◆ **What you will do**: Using the listing below, report all lines holding the word "профилю".

Collection entries:
:::
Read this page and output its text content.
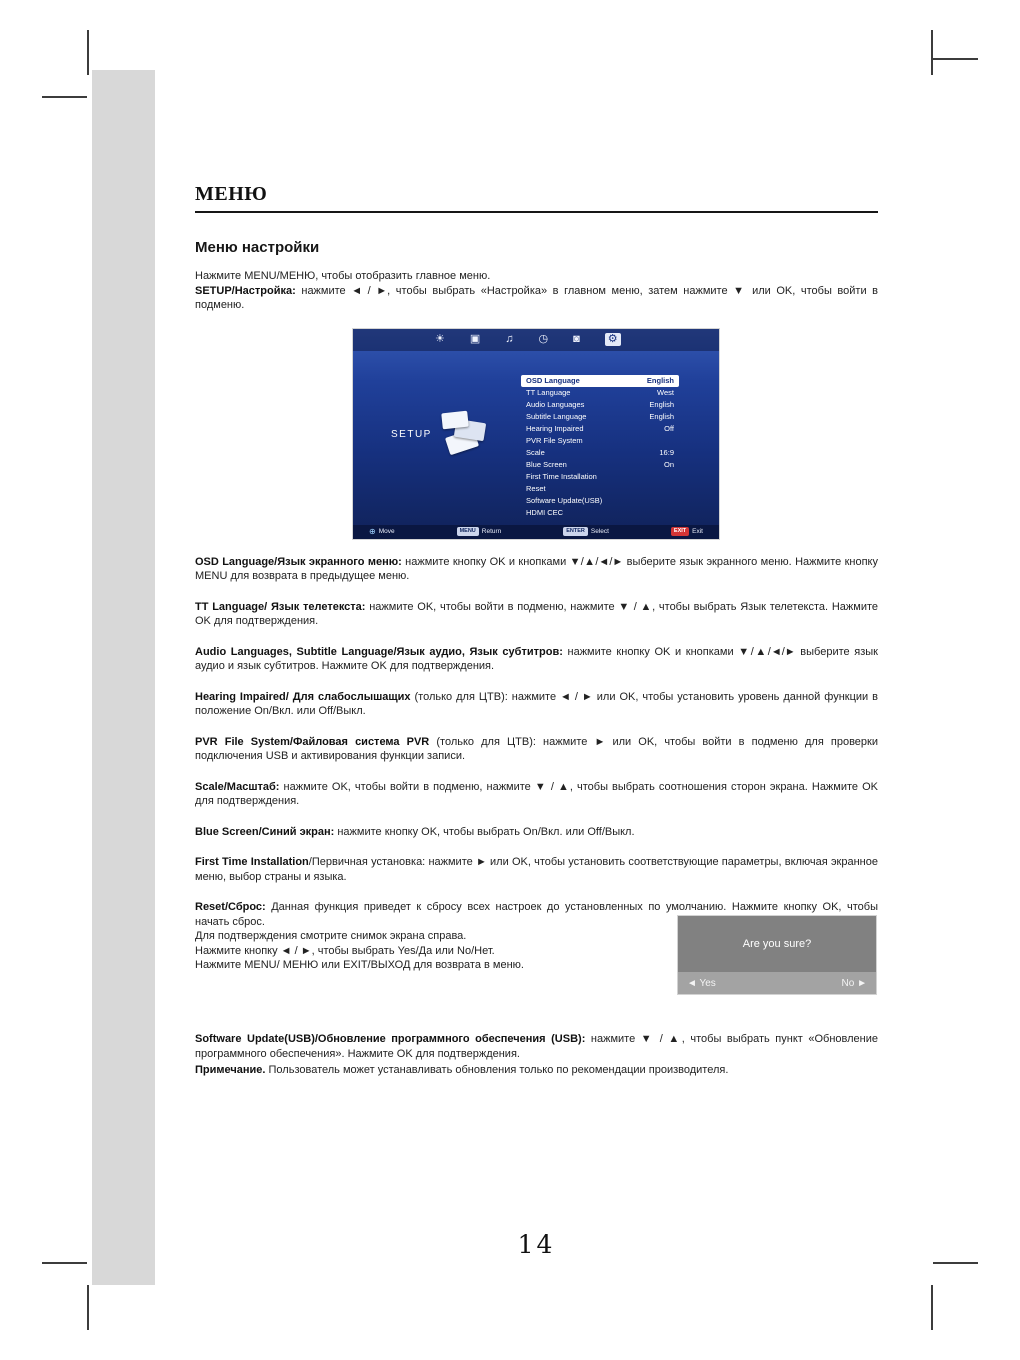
МЕНЮ
Меню настройки

Нажмите MENU/МЕНЮ, чтобы отобразить главное меню.
SETUP/Настройка: нажмите ◄ / ►, чтобы выбрать «Настройка» в главном меню, затем нажмите ▼ или OK, чтобы войти в подменю.

☀ ▣ ♫ ◷ ◙	⚙
SETUP
OSD Language	English
TT Language	West
Audio Languages	English
Subtitle Language	English
Hearing Impaired	Off
PVR File System
Scale	16:9
Blue Screen	On
First Time Installation
Reset
Software Update(USB)
HDMI CEC
⊕ Move	MENU Return	ENTER Select	EXIT Exit

OSD Language/Язык экранного меню: нажмите кнопку OK и кнопками ▼/▲/◄/► выберите язык экранного меню. Нажмите кнопку MENU для возврата в предыдущее меню.

TT Language/ Язык телетекста: нажмите OK, чтобы войти в подменю, нажмите ▼ / ▲, чтобы выбрать Язык телетекста. Нажмите OK для подтверждения.

Audio Languages, Subtitle Language/Язык аудио, Язык субтитров: нажмите кнопку OK и кнопками ▼/▲/◄/► выберите язык аудио и язык субтитров. Нажмите OK для подтверждения.

Hearing Impaired/ Для слабослышащих (только для ЦТВ): нажмите ◄ / ► или OK, чтобы установить уровень данной функции в положение On/Вкл. или Off/Выкл.

PVR File System/Файловая система PVR (только для ЦТВ): нажмите ► или OK, чтобы войти в подменю для проверки подключения USB и активирования функции записи.

Scale/Масштаб: нажмите OK, чтобы войти в подменю, нажмите ▼ / ▲, чтобы выбрать соотношения сторон экрана. Нажмите OK для подтверждения.

Blue Screen/Синий экран: нажмите кнопку OK, чтобы выбрать On/Вкл. или Off/Выкл.

First Time Installation/Первичная установка: нажмите ► или OK, чтобы установить соответствующие параметры, включая экранное меню, выбор страны и языка.

Reset/Сброс: Данная функция приведет к сбросу всех настроек до установленных по умолчанию. Нажмите кнопку OK, чтобы начать сброс.

Для подтверждения смотрите снимок экрана справа.
Нажмите кнопку ◄ / ►, чтобы выбрать Yes/Да или No/Нет.
Нажмите MENU/ МЕНЮ или EXIT/ВЫХОД для возврата в меню.
Are you sure?
◄ Yes	No ►

Software Update(USB)/Обновление программного обеспечения (USB): нажмите ▼ / ▲, чтобы выбрать пункт «Обновление программного обеспечения». Нажмите OK для подтверждения.

Примечание. Пользователь может устанавливать обновления только по рекомендации производителя.

14
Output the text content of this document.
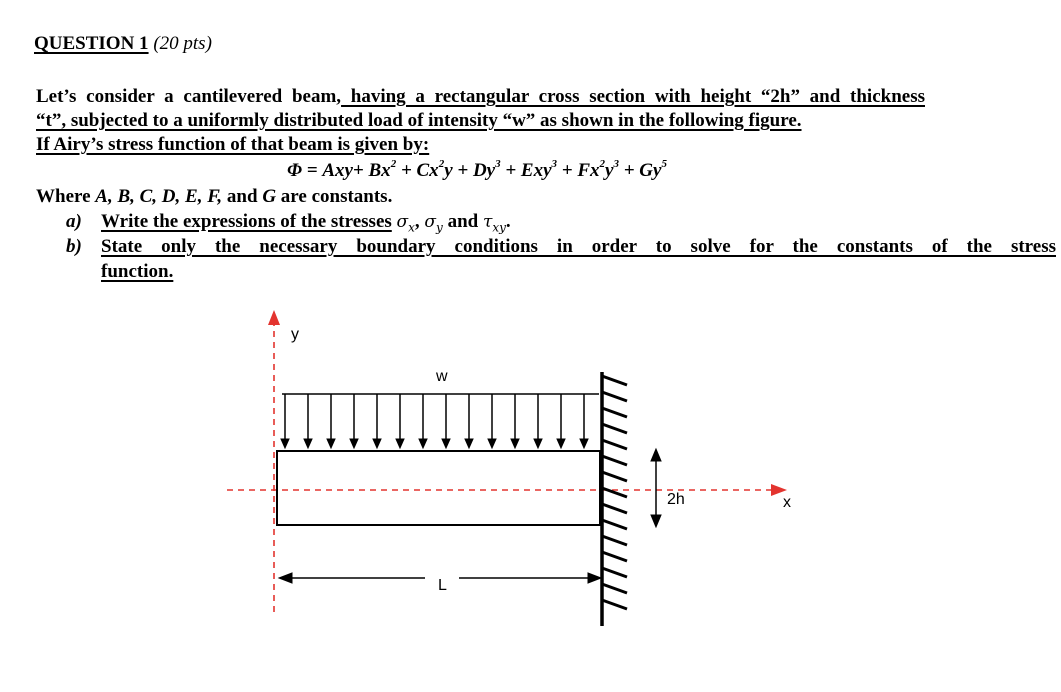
QUESTION 1 (20 pts)
Let’s consider a cantilevered beam, having a rectangular cross section with height “2h” and thickness
“t”, subjected to a uniformly distributed load of intensity “w” as shown in the following figure.
If Airy’s stress function of that beam is given by:
$\Phi = Axy+ Bx^2 + Cx^2y + Dy^3 + Exy^3 + Fx^2y^3 + Gy^5$
Where A, B, C, D, E, F, and G are constants.
a) Write the expressions of the stresses $\sigma_x$, $\sigma_y$ and $\tau_{xy}$.
b) State only the necessary boundary conditions in order to solve for the constants of the stress
function.
y
x
w
2h
L
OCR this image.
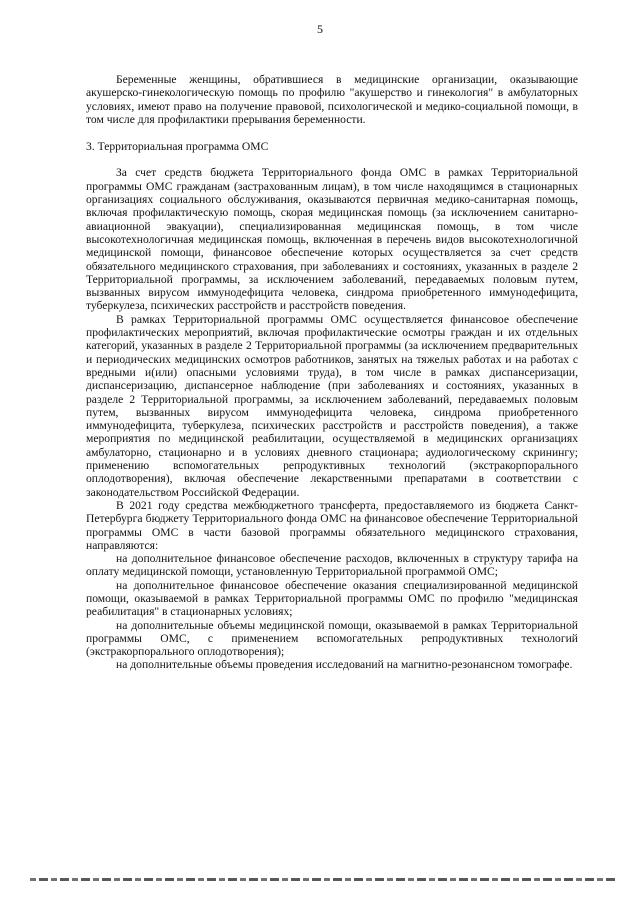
5

Беременные женщины, обратившиеся в медицинские организации, оказывающие акушерско-гинекологическую помощь по профилю "акушерство и гинекология" в амбулаторных условиях, имеют право на получение правовой, психологической и медико-социальной помощи, в том числе для профилактики прерывания беременности.

3. Территориальная программа ОМС

За счет средств бюджета Территориального фонда ОМС в рамках Территориальной программы ОМС гражданам (застрахованным лицам), в том числе находящимся в стационарных организациях социального обслуживания, оказываются первичная медико-санитарная помощь, включая профилактическую помощь, скорая медицинская помощь (за исключением санитарно-авиационной эвакуации), специализированная медицинская помощь, в том числе высокотехнологичная медицинская помощь, включенная в перечень видов высокотехнологичной медицинской помощи, финансовое обеспечение которых осуществляется за счет средств обязательного медицинского страхования, при заболеваниях и состояниях, указанных в разделе 2 Территориальной программы, за исключением заболеваний, передаваемых половым путем, вызванных вирусом иммунодефицита человека, синдрома приобретенного иммунодефицита, туберкулеза, психических расстройств и расстройств поведения.

В рамках Территориальной программы ОМС осуществляется финансовое обеспечение профилактических мероприятий, включая профилактические осмотры граждан и их отдельных категорий, указанных в разделе 2 Территориальной программы (за исключением предварительных и периодических медицинских осмотров работников, занятых на тяжелых работах и на работах с вредными и(или) опасными условиями труда), в том числе в рамках диспансеризации, диспансеризацию, диспансерное наблюдение (при заболеваниях и состояниях, указанных в разделе 2 Территориальной программы, за исключением заболеваний, передаваемых половым путем, вызванных вирусом иммунодефицита человека, синдрома приобретенного иммунодефицита, туберкулеза, психических расстройств и расстройств поведения), а также мероприятия по медицинской реабилитации, осуществляемой в медицинских организациях амбулаторно, стационарно и в условиях дневного стационара; аудиологическому скринингу; применению вспомогательных репродуктивных технологий (экстракорпорального оплодотворения), включая обеспечение лекарственными препаратами в соответствии с законодательством Российской Федерации.

В 2021 году средства межбюджетного трансферта, предоставляемого из бюджета Санкт-Петербурга бюджету Территориального фонда ОМС на финансовое обеспечение Территориальной программы ОМС в части базовой программы обязательного медицинского страхования, направляются:

на дополнительное финансовое обеспечение расходов, включенных в структуру тарифа на оплату медицинской помощи, установленную Территориальной программой ОМС;

на дополнительное финансовое обеспечение оказания специализированной медицинской помощи, оказываемой в рамках Территориальной программы ОМС по профилю "медицинская реабилитация" в стационарных условиях;

на дополнительные объемы медицинской помощи, оказываемой в рамках Территориальной программы ОМС, с применением вспомогательных репродуктивных технологий (экстракорпорального оплодотворения);

на дополнительные объемы проведения исследований на магнитно-резонансном томографе.
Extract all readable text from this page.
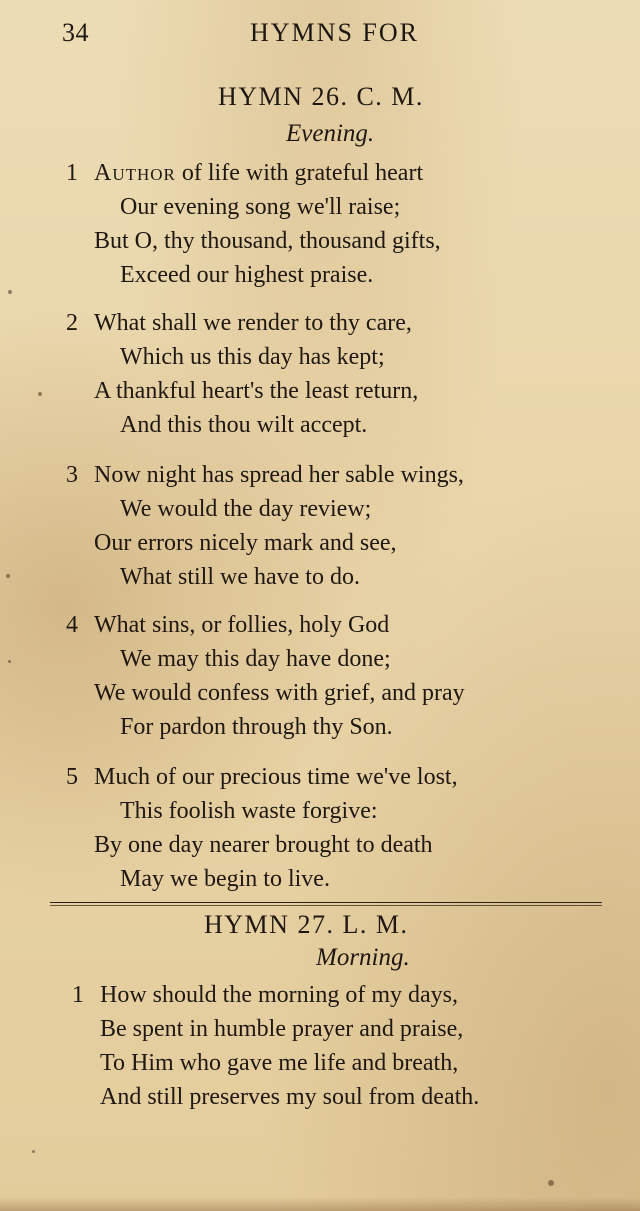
34	HYMNS FOR
HYMN 26. C. M.
Evening.
1 Author of life with grateful heart
Our evening song we'll raise;
But O, thy thousand, thousand gifts,
Exceed our highest praise.
2 What shall we render to thy care,
Which us this day has kept;
A thankful heart's the least return,
And this thou wilt accept.
3 Now night has spread her sable wings,
We would the day review;
Our errors nicely mark and see,
What still we have to do.
4 What sins, or follies, holy God
We may this day have done;
We would confess with grief, and pray
For pardon through thy Son.
5 Much of our precious time we've lost,
This foolish waste forgive:
By one day nearer brought to death
May we begin to live.
HYMN 27. L. M.
Morning.
1 How should the morning of my days,
Be spent in humble prayer and praise,
To Him who gave me life and breath,
And still preserves my soul from death.
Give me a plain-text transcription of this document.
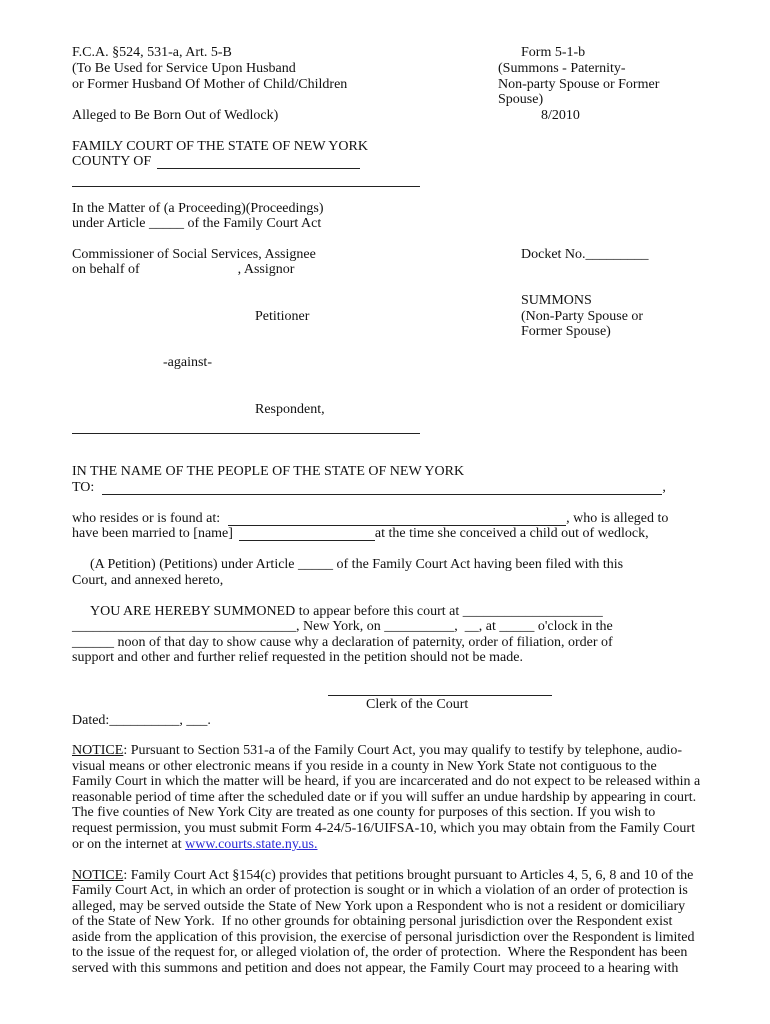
F.C.A. §524, 531-a, Art. 5-B
(To Be Used for Service Upon Husband
or Former Husband Of Mother of Child/Children
Alleged to Be Born Out of Wedlock)
Form 5-1-b
(Summons - Paternity-
Non-party Spouse or Former
Spouse)
8/2010
FAMILY COURT OF THE STATE OF NEW YORK
COUNTY OF
In the Matter of (a Proceeding)(Proceedings)
under Article _____ of the Family Court Act
Commissioner of Social Services, Assignee
on behalf of                            , Assignor
Docket No._________
SUMMONS
(Non-Party Spouse or
Former Spouse)
Petitioner
-against-
Respondent,
IN THE NAME OF THE PEOPLE OF THE STATE OF NEW YORK
TO:	,
who resides or is found at:	, who is alleged to
have been married to [name]	at the time she conceived a child out of wedlock,
(A Petition) (Petitions) under Article _____ of the Family Court Act having been filed with this
Court, and annexed hereto,
YOU ARE HEREBY SUMMONED to appear before this court at ____________________
________________________________, New York, on __________,  __, at _____ o'clock in the
______ noon of that day to show cause why a declaration of paternity, order of filiation, order of
support and other and further relief requested in the petition should not be made.
Clerk of the Court
Dated:__________, ___.
NOTICE: Pursuant to Section 531-a of the Family Court Act, you may qualify to testify by telephone, audio-
visual means or other electronic means if you reside in a county in New York State not contiguous to the
Family Court in which the matter will be heard, if you are incarcerated and do not expect to be released within a
reasonable period of time after the scheduled date or if you will suffer an undue hardship by appearing in court.
The five counties of New York City are treated as one county for purposes of this section. If you wish to
request permission, you must submit Form 4-24/5-16/UIFSA-10, which you may obtain from the Family Court
or on the internet at www.courts.state.ny.us.
NOTICE: Family Court Act §154(c) provides that petitions brought pursuant to Articles 4, 5, 6, 8 and 10 of the
Family Court Act, in which an order of protection is sought or in which a violation of an order of protection is
alleged, may be served outside the State of New York upon a Respondent who is not a resident or domiciliary
of the State of New York.  If no other grounds for obtaining personal jurisdiction over the Respondent exist
aside from the application of this provision, the exercise of personal jurisdiction over the Respondent is limited
to the issue of the request for, or alleged violation of, the order of protection.  Where the Respondent has been
served with this summons and petition and does not appear, the Family Court may proceed to a hearing with
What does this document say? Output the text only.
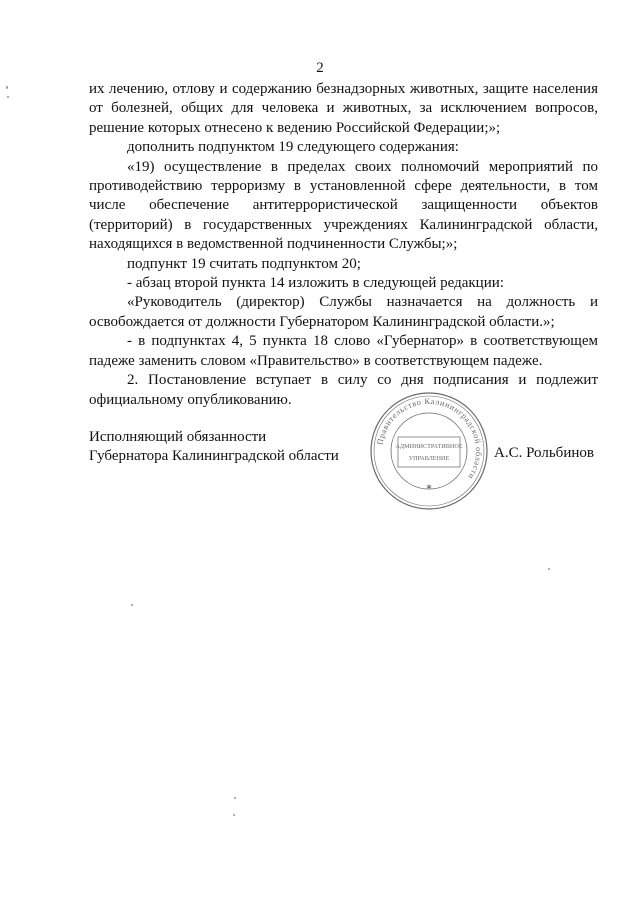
2

их лечению, отлову и содержанию безнадзорных животных, защите населения от болезней, общих для человека и животных, за исключением вопросов, решение которых отнесено к ведению Российской Федерации;»;

дополнить подпунктом 19 следующего содержания:

«19) осуществление в пределах своих полномочий мероприятий по противодействию терроризму в установленной сфере деятельности, в том числе обеспечение антитеррористической защищенности объектов (территорий) в государственных учреждениях Калининградской области, находящихся в ведомственной подчиненности Службы;»;

подпункт 19 считать подпунктом 20;

- абзац второй пункта 14 изложить в следующей редакции:

«Руководитель (директор) Службы назначается на должность и освобождается от должности Губернатором Калининградской области.»;

- в подпунктах 4, 5 пункта 18 слово «Губернатор» в соответствующем падеже заменить словом «Правительство» в соответствующем падеже.

2. Постановление вступает в силу со дня подписания и подлежит официальному опубликованию.

Исполняющий обязанности
Губернатора Калининградской области
Правительство Калининградской области
АДМИНИСТРАТИВНОЕ
УПРАВЛЕНИЕ
✶
А.С. Рольбинов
:::
◆ **Response**:
Беременные женщины, обратившиеся в медицинские организации, оказывающие акушерско-гинекологическую помощь по профилю "акушерство и гинекология" в амбулаторных условиях, имеют право на получение правовой, психологической и медико-социальной помощи, в том числе для профилактики прерывания беременности.
на дополнительное финансовое обеспечение оказания специализированной медицинской помощи, оказываемой в рамках Территориальной программы ОМС по профилю "медицинская реабилитация" в стационарных условиях;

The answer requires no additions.